--- 练习题目 A ---
返回阅读材料中从“陈训慈(1901-1991)”到“事业角度来论述陈训慈之事功。”之间的原文，首尾两处都包括在内。

--- 阅读材料 ---

==================================================

陈训慈与抗战时期浙江省图书文化事业

2022-12-01 09:16吴忠良
关键词:展览会浙江省浙江

吴忠良

陈训慈与抗战时期浙江省图书文化事业

吴忠良

(浙江工商大学 马克思主义学院,浙江 杭州 310018)

抗战时期,中国图书文化事业备受日寇摧残,众多文化典籍被日寇劫掠而去或毁于战火。在此特殊时期,陈训慈征求各类文献,举办图书文献展览会,保护文澜阁《四库全书》与天一阁藏书,撰文与创刊宣传浙江图书文化事业,创建图书馆协会推进全省图书文化事业,为图书文化事业做出了难以磨灭的贡献。

陈训慈;抗战时期;图书文化事业

陈训慈(1901-1991),字叔谅,浙江慈溪人,中国近代著名历史学家、图书馆事业家。1927年,撰文《建设宁波公共图书馆之希望》,建议宁波市政府建设宁波公共图书馆。1932-1941年,出任浙江省立图书馆馆长。陈训慈任职浙江省立图书馆时期,正是抗日战争时期,中国的图书文化事业遭到极大摧残,“珍贵之图书、海内稀有之手抄本,并已付诸灰烬”[1]。面对文化浩劫,陈训慈深鉴于中国文化对人类文化以往之贡献与今后之使命,“顾念善后,更当深谋远虑,为今后图书文化事业策兴复光大之道”[2],陈训慈在抗战时期一直致力于浙江省图书文化事业,其功至伟。关于陈训慈的现有研究主要有两类,一为陈训慈在浙江省立图书馆时期的实践与贡献,二为陈训慈保护文澜阁阁书和天一阁藏书①。对于陈训慈在藏书建设、各种展览事业与图书馆协会方面的贡献论述不多,对展览会的关注也多集中于浙江文献展览会。本文将依据新旧史料,详人所略,从图书文化事业角度来论述陈训慈之事功。

==================================================

--- 数据部分 ---
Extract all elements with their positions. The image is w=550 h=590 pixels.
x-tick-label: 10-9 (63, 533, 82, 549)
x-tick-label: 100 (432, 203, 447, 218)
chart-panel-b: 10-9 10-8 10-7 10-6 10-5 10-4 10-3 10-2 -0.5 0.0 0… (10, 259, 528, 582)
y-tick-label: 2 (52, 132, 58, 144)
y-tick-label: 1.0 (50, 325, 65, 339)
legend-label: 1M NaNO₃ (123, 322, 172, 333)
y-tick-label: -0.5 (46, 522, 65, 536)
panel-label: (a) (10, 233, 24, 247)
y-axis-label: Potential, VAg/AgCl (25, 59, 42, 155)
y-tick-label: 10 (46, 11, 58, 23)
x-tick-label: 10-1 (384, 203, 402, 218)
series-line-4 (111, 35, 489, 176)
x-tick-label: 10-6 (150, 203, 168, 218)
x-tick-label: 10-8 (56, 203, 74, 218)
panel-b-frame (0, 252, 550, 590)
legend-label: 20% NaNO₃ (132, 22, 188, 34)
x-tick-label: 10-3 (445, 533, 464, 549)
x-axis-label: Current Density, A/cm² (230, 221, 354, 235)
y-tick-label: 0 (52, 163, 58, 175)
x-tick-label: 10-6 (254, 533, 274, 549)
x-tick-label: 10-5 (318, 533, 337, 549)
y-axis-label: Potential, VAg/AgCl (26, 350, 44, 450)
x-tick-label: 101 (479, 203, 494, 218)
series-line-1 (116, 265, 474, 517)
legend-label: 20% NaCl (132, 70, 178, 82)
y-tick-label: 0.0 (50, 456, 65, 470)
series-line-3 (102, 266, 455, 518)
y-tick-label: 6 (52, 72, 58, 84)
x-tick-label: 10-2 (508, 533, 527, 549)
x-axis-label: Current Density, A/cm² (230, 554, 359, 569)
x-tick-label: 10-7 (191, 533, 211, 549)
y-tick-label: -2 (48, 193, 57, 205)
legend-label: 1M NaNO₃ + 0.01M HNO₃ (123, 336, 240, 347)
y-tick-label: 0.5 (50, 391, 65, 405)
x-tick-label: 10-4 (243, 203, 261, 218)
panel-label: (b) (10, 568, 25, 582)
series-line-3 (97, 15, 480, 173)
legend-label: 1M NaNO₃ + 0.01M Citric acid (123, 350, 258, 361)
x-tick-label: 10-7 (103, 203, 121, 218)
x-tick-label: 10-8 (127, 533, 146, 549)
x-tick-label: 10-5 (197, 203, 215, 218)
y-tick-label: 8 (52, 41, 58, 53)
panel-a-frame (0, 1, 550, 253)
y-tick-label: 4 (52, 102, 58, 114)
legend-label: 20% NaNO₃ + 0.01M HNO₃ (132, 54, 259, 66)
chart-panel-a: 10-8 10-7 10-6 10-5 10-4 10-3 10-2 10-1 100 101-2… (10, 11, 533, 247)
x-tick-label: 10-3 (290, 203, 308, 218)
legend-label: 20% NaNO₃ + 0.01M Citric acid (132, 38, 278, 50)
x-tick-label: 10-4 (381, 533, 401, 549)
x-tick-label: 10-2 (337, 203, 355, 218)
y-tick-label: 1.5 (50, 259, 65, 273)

==================================================

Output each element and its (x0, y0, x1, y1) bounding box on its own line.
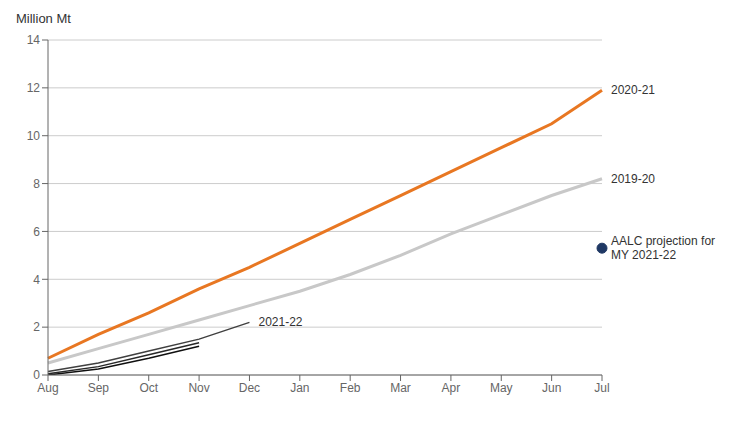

==================================================

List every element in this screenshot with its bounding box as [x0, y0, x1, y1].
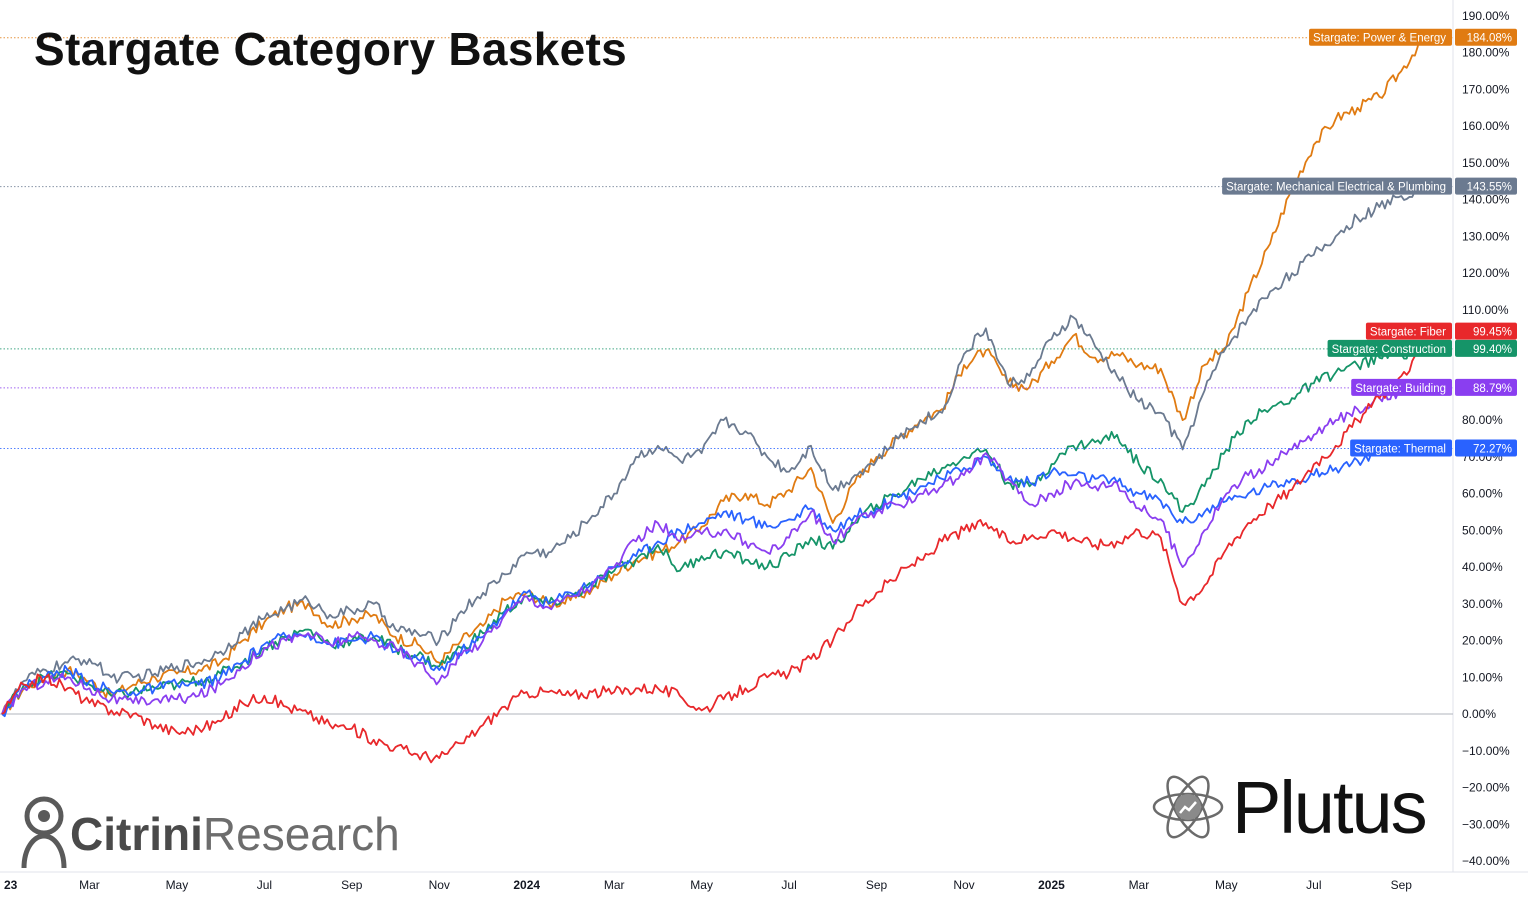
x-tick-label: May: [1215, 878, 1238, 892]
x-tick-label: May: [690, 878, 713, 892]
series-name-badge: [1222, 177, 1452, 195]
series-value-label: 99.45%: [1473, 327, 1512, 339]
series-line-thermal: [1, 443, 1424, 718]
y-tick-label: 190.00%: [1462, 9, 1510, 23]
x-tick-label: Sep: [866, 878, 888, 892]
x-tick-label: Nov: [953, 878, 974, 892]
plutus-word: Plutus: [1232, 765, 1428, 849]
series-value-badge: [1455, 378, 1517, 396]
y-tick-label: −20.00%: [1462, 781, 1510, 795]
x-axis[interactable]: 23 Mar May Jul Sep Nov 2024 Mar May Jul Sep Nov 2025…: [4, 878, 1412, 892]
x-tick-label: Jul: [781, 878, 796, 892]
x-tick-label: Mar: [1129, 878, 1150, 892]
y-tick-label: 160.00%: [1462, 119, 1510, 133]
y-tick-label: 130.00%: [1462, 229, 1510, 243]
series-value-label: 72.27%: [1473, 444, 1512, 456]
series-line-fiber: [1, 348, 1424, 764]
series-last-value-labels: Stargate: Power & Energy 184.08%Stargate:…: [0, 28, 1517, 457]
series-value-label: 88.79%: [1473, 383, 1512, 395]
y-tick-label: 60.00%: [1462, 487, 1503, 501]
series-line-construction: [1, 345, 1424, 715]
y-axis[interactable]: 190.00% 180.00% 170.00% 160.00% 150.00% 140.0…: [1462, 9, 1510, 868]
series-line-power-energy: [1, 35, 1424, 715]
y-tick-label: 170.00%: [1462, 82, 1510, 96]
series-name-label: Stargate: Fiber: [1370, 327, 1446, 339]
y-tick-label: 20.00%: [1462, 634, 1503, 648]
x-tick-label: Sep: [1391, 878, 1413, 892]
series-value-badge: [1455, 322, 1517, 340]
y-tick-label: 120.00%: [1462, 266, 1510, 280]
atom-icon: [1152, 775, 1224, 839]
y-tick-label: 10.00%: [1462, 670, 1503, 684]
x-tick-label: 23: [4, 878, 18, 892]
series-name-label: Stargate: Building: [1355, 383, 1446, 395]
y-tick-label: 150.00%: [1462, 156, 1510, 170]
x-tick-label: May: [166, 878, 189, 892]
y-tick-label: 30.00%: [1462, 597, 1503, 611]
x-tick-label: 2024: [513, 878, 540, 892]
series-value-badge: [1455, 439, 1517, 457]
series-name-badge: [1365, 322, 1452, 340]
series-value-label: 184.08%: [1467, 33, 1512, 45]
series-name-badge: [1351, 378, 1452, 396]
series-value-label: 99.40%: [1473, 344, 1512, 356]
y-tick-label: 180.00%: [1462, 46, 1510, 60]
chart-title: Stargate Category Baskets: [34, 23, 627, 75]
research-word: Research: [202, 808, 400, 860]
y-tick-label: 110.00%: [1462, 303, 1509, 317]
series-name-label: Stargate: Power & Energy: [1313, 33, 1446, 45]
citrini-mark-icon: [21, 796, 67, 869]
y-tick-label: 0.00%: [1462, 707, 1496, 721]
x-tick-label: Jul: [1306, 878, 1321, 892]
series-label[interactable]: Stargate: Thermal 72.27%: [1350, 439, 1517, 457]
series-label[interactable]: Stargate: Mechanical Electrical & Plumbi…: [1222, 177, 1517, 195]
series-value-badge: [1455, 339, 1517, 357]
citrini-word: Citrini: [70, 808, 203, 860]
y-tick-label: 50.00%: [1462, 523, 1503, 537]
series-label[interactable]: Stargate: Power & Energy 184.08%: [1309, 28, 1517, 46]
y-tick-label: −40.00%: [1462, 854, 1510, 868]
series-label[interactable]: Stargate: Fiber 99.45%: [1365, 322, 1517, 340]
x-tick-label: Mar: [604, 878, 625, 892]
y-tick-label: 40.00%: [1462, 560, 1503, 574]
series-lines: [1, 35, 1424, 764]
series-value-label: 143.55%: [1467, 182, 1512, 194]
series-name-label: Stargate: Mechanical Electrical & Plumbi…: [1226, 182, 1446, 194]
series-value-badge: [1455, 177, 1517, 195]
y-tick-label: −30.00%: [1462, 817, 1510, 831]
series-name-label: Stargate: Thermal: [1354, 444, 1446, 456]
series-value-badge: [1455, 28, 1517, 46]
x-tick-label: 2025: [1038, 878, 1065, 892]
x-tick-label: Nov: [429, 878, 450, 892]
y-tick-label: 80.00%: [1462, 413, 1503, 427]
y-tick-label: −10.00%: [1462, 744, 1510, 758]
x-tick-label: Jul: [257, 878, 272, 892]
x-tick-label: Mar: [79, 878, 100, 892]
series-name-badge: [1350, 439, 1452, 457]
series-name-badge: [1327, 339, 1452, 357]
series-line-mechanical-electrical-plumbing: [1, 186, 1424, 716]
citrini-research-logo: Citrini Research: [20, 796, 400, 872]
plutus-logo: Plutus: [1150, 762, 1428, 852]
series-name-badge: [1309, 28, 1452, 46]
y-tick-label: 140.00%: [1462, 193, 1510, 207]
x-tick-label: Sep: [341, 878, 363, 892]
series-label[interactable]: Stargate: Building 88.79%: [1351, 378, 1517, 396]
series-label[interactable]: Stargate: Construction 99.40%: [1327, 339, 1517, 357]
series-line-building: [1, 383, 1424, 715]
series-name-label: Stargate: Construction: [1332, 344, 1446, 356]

==================================================

--- 练习题目 B ---
将记录中从含有“Extract all elements”的那一行到含有“y-tick-label: 1.5 (50, 259, 65, 273)”的那一行之间的各行一字不差地重新输入，首尾两行都算在内。

--- 参考解答 A ---
陈训慈(1901-1991),字叔谅,浙江慈溪人,中国近代著名历史学家、图书馆事业家。1927年,撰文《建设宁波公共图书馆之希望》,建议宁波市政府建设宁波公共图书馆。1932-1941年,出任浙江省立图书馆馆长。陈训慈任职浙江省立图书馆时期,正是抗日战争时期,中国的图书文化事业遭到极大摧残,“珍贵之图书、海内稀有之手抄本,并已付诸灰烬”[1]。面对文化浩劫,陈训慈深鉴于中国文化对人类文化以往之贡献与今后之使命,“顾念善后,更当深谋远虑,为今后图书文化事业策兴复光大之道”[2],陈训慈在抗战时期一直致力于浙江省图书文化事业,其功至伟。关于陈训慈的现有研究主要有两类,一为陈训慈在浙江省立图书馆时期的实践与贡献,二为陈训慈保护文澜阁阁书和天一阁藏书①。对于陈训慈在藏书建设、各种展览事业与图书馆协会方面的贡献论述不多,对展览会的关注也多集中于浙江文献展览会。本文将依据新旧史料,详人所略,从图书文化事业角度来论述陈训慈之事功。

--- 参考解答 B ---
Extract all elements with their positions. The image is w=550 h=590 pixels.
x-tick-label: 10-9 (63, 533, 82, 549)
x-tick-label: 100 (432, 203, 447, 218)
chart-panel-b: 10-9 10-8 10-7 10-6 10-5 10-4 10-3 10-2 -0.5 0.0 0… (10, 259, 528, 582)
y-tick-label: 2 (52, 132, 58, 144)
y-tick-label: 1.0 (50, 325, 65, 339)
legend-label: 1M NaNO₃ (123, 322, 172, 333)
y-tick-label: -0.5 (46, 522, 65, 536)
panel-label: (a) (10, 233, 24, 247)
y-axis-label: Potential, VAg/AgCl (25, 59, 42, 155)
y-tick-label: 10 (46, 11, 58, 23)
x-tick-label: 10-1 (384, 203, 402, 218)
series-line-4 (111, 35, 489, 176)
x-tick-label: 10-6 (150, 203, 168, 218)
x-tick-label: 10-8 (56, 203, 74, 218)
panel-b-frame (0, 252, 550, 590)
legend-label: 20% NaNO₃ (132, 22, 188, 34)
x-tick-label: 10-3 (445, 533, 464, 549)
x-axis-label: Current Density, A/cm² (230, 221, 354, 235)
y-tick-label: 0 (52, 163, 58, 175)
x-tick-label: 10-6 (254, 533, 274, 549)
x-tick-label: 10-5 (318, 533, 337, 549)
y-axis-label: Potential, VAg/AgCl (26, 350, 44, 450)
x-tick-label: 101 (479, 203, 494, 218)
series-line-1 (116, 265, 474, 517)
legend-label: 20% NaCl (132, 70, 178, 82)
y-tick-label: 0.0 (50, 456, 65, 470)
series-line-3 (102, 266, 455, 518)
y-tick-label: 6 (52, 72, 58, 84)
x-tick-label: 10-2 (508, 533, 527, 549)
x-axis-label: Current Density, A/cm² (230, 554, 359, 569)
x-tick-label: 10-7 (191, 533, 211, 549)
y-tick-label: -2 (48, 193, 57, 205)
legend-label: 1M NaNO₃ + 0.01M HNO₃ (123, 336, 240, 347)
y-tick-label: 0.5 (50, 391, 65, 405)
x-tick-label: 10-4 (243, 203, 261, 218)
panel-label: (b) (10, 568, 25, 582)
series-line-3 (97, 15, 480, 173)
legend-label: 1M NaNO₃ + 0.01M Citric acid (123, 350, 258, 361)
x-tick-label: 10-7 (103, 203, 121, 218)
x-tick-label: 10-8 (127, 533, 146, 549)
x-tick-label: 10-5 (197, 203, 215, 218)
y-tick-label: 8 (52, 41, 58, 53)
panel-a-frame (0, 1, 550, 253)
y-tick-label: 4 (52, 102, 58, 114)
legend-label: 20% NaNO₃ + 0.01M HNO₃ (132, 54, 259, 66)
chart-panel-a: 10-8 10-7 10-6 10-5 10-4 10-3 10-2 10-1 100 101-2… (10, 11, 533, 247)
x-tick-label: 10-3 (290, 203, 308, 218)
legend-label: 20% NaNO₃ + 0.01M Citric acid (132, 38, 278, 50)
x-tick-label: 10-4 (381, 533, 401, 549)
x-tick-label: 10-2 (337, 203, 355, 218)
y-tick-label: 1.5 (50, 259, 65, 273)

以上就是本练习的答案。